## Written problem
Search the data for the string "prawej" and gather each line it is in.

## Record set
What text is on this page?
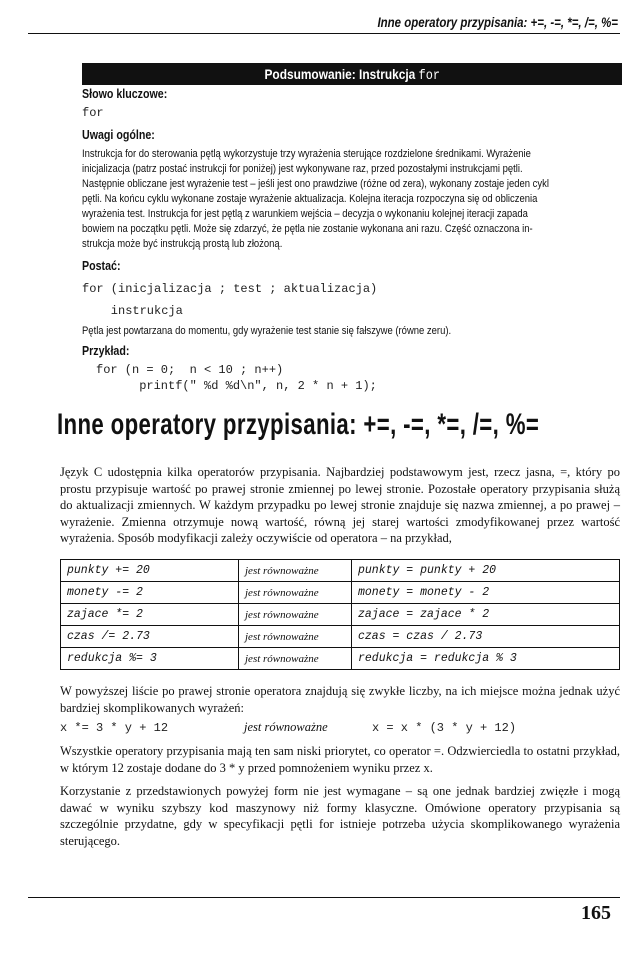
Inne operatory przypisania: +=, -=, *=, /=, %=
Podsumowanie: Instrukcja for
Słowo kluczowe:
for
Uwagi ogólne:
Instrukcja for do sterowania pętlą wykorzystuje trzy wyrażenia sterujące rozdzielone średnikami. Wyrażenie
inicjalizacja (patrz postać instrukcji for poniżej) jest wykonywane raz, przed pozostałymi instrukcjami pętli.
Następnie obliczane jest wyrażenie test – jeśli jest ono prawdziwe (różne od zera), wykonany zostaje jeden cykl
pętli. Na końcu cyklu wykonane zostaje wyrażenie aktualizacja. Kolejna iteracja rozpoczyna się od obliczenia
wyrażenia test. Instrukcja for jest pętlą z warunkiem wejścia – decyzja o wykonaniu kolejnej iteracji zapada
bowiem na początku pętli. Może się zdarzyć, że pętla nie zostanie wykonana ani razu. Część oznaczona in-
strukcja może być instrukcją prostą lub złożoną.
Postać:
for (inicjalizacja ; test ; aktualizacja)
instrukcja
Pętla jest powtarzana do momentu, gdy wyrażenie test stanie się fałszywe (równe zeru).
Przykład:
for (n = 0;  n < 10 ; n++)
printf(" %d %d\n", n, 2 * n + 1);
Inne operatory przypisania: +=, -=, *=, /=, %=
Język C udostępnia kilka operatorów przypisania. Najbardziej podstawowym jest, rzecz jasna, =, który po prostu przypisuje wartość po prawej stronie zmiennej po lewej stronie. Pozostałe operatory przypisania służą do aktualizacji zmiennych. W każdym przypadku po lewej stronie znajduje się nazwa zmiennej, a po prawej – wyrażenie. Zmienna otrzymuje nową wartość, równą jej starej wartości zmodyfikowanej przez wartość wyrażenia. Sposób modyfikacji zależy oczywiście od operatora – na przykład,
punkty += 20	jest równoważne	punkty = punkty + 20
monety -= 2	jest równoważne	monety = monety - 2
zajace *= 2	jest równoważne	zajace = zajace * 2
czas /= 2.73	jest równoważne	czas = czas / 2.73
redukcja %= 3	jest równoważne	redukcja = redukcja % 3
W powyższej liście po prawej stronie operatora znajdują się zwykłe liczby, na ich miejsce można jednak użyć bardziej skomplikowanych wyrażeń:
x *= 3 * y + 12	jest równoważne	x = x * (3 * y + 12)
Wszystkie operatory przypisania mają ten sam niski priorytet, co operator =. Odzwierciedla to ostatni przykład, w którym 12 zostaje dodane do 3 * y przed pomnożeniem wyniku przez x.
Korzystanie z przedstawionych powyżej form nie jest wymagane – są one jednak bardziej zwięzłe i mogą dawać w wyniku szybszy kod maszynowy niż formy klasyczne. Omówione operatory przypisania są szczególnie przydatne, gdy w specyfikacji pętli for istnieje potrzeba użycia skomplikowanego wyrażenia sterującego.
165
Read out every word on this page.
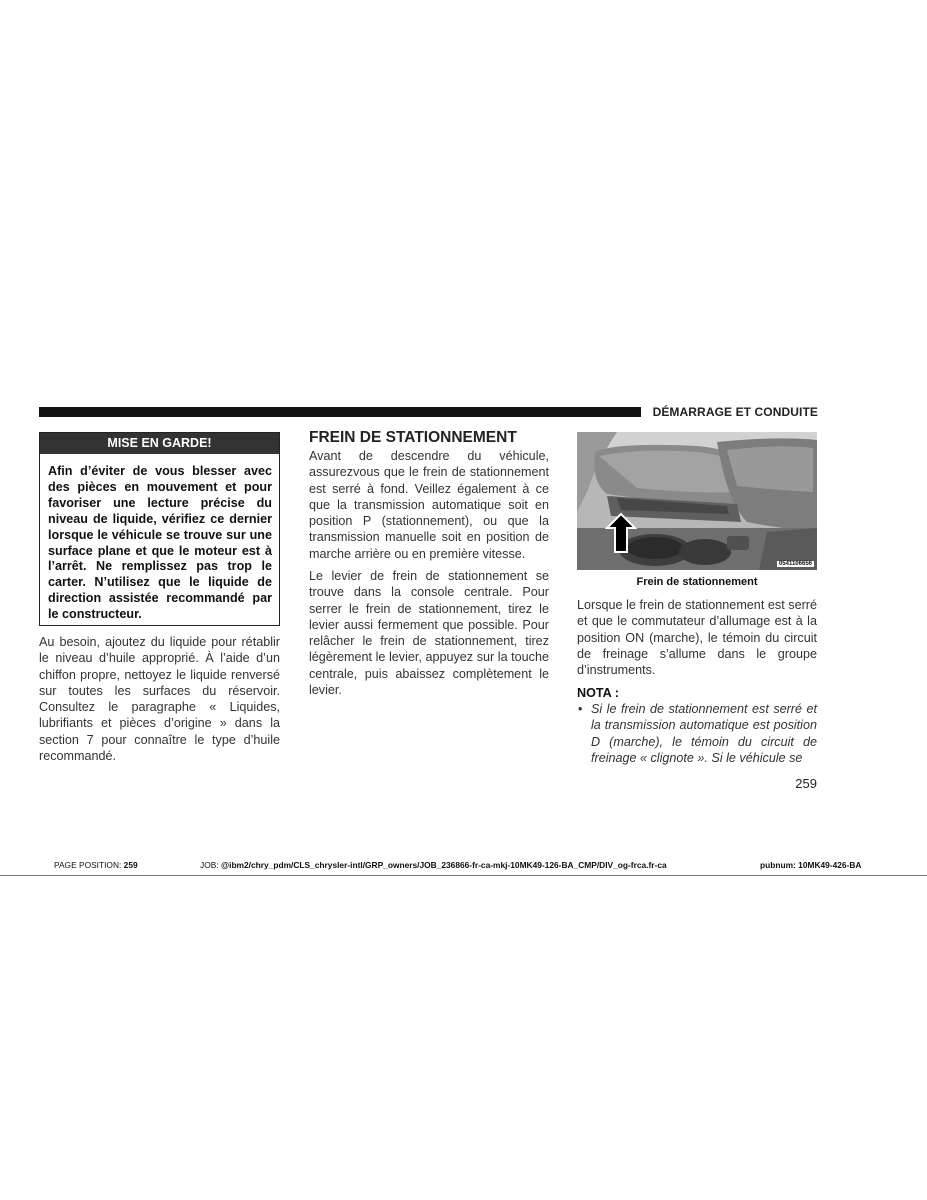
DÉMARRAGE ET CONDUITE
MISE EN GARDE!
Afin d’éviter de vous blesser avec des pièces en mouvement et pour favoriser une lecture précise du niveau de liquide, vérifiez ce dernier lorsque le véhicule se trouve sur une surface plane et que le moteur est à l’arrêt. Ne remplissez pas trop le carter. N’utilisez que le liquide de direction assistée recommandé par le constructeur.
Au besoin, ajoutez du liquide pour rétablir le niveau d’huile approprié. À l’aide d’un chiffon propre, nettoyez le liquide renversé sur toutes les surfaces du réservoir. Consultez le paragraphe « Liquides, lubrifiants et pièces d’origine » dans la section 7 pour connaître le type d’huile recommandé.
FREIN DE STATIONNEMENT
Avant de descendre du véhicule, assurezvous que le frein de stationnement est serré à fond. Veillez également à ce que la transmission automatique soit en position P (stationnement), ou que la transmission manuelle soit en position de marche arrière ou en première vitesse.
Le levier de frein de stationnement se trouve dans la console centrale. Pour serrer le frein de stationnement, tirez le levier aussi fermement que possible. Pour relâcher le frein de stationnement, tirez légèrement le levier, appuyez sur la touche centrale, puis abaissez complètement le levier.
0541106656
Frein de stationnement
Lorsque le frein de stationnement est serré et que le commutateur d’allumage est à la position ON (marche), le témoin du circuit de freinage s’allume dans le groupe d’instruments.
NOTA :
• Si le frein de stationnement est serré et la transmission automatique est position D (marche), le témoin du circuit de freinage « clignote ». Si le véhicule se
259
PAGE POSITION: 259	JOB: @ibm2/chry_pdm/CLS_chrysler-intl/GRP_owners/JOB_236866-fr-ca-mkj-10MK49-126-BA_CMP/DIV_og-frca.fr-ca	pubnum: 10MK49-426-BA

## Task response
Język C udostępnia kilka operatorów przypisania. Najbardziej podstawowym jest, rzecz jasna, =, który po prostu przypisuje wartość po prawej stronie zmiennej po lewej stronie. Pozostałe operatory przypisania służą do aktualizacji zmiennych. W każdym przypadku po lewej stronie znajduje się nazwa zmiennej, a po prawej – wyrażenie. Zmienna otrzymuje nową wartość, równą jej starej wartości zmodyfikowanej przez wartość wyrażenia. Sposób modyfikacji zależy oczywiście od operatora – na przykład,
W powyższej liście po prawej stronie operatora znajdują się zwykłe liczby, na ich miejsce można jednak użyć bardziej skomplikowanych wyrażeń:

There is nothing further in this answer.